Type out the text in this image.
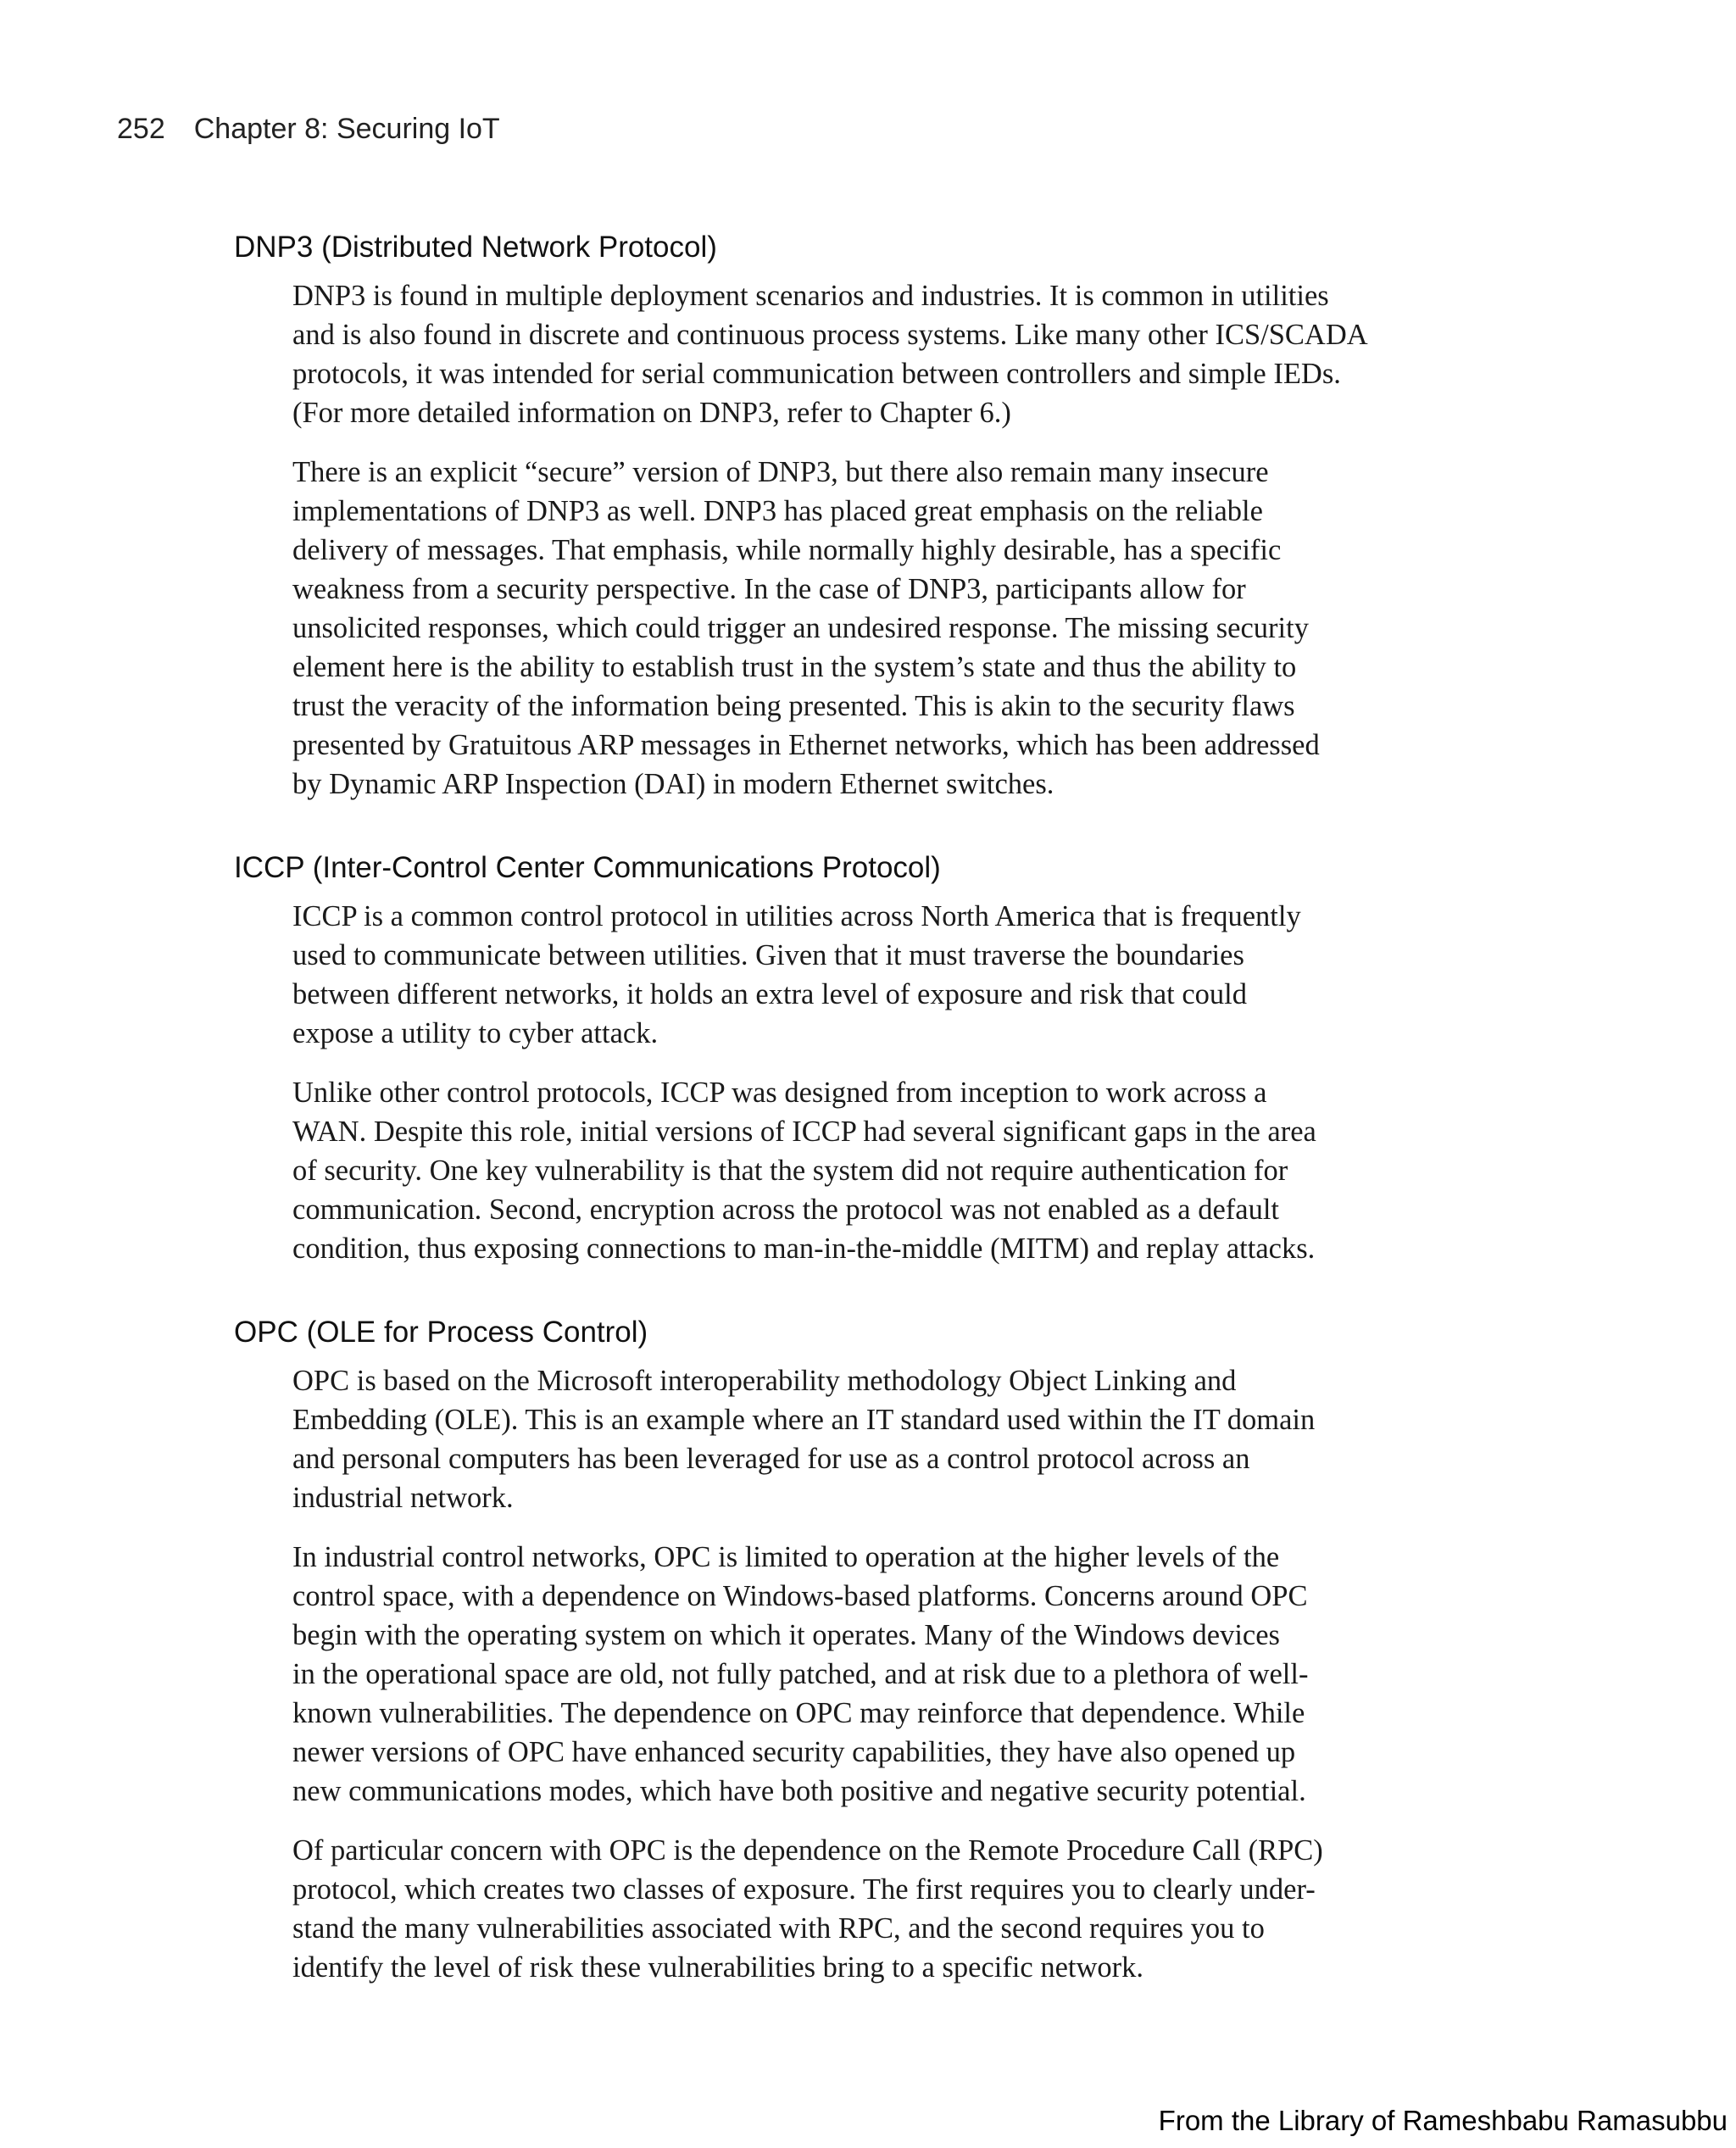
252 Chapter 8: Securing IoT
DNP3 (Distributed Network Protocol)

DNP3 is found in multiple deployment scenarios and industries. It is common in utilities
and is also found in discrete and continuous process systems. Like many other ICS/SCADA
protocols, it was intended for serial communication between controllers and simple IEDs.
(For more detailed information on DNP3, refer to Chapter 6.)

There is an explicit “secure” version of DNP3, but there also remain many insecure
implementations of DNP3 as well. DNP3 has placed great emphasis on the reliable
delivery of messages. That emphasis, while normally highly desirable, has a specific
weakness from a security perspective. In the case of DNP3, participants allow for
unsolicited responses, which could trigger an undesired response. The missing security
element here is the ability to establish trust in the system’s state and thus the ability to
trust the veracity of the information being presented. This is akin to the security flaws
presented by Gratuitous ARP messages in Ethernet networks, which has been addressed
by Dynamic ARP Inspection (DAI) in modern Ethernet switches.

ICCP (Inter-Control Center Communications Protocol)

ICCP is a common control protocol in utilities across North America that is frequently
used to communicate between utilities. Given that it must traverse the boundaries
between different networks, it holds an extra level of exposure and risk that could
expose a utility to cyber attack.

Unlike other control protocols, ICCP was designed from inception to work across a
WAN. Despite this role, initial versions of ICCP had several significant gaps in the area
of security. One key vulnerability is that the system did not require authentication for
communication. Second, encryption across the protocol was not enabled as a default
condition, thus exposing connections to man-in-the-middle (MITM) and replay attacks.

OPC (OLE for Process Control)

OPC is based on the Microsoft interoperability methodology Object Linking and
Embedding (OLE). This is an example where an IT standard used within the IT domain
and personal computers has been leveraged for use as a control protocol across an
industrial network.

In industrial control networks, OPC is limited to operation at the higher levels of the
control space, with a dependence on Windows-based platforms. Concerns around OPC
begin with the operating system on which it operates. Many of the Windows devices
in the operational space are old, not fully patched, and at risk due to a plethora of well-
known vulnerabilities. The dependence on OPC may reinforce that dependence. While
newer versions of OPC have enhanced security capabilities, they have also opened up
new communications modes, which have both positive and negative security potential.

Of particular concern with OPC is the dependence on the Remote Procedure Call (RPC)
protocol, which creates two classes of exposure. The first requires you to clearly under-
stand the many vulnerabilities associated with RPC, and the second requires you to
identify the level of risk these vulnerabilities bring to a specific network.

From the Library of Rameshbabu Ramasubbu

**Stated task**
Repeat all of the records verbatim, leaving out the pictures.

**Final result**
Type out the text in this image.
252 Chapter 8: Securing IoT
DNP3 (Distributed Network Protocol)

DNP3 is found in multiple deployment scenarios and industries. It is common in utilities
and is also found in discrete and continuous process systems. Like many other ICS/SCADA
protocols, it was intended for serial communication between controllers and simple IEDs.
(For more detailed information on DNP3, refer to Chapter 6.)

There is an explicit “secure” version of DNP3, but there also remain many insecure
implementations of DNP3 as well. DNP3 has placed great emphasis on the reliable
delivery of messages. That emphasis, while normally highly desirable, has a specific
weakness from a security perspective. In the case of DNP3, participants allow for
unsolicited responses, which could trigger an undesired response. The missing security
element here is the ability to establish trust in the system’s state and thus the ability to
trust the veracity of the information being presented. This is akin to the security flaws
presented by Gratuitous ARP messages in Ethernet networks, which has been addressed
by Dynamic ARP Inspection (DAI) in modern Ethernet switches.

ICCP (Inter-Control Center Communications Protocol)

ICCP is a common control protocol in utilities across North America that is frequently
used to communicate between utilities. Given that it must traverse the boundaries
between different networks, it holds an extra level of exposure and risk that could
expose a utility to cyber attack.

Unlike other control protocols, ICCP was designed from inception to work across a
WAN. Despite this role, initial versions of ICCP had several significant gaps in the area
of security. One key vulnerability is that the system did not require authentication for
communication. Second, encryption across the protocol was not enabled as a default
condition, thus exposing connections to man-in-the-middle (MITM) and replay attacks.

OPC (OLE for Process Control)

OPC is based on the Microsoft interoperability methodology Object Linking and
Embedding (OLE). This is an example where an IT standard used within the IT domain
and personal computers has been leveraged for use as a control protocol across an
industrial network.

In industrial control networks, OPC is limited to operation at the higher levels of the
control space, with a dependence on Windows-based platforms. Concerns around OPC
begin with the operating system on which it operates. Many of the Windows devices
in the operational space are old, not fully patched, and at risk due to a plethora of well-
known vulnerabilities. The dependence on OPC may reinforce that dependence. While
newer versions of OPC have enhanced security capabilities, they have also opened up
new communications modes, which have both positive and negative security potential.

Of particular concern with OPC is the dependence on the Remote Procedure Call (RPC)
protocol, which creates two classes of exposure. The first requires you to clearly under-
stand the many vulnerabilities associated with RPC, and the second requires you to
identify the level of risk these vulnerabilities bring to a specific network.

From the Library of Rameshbabu Ramasubbu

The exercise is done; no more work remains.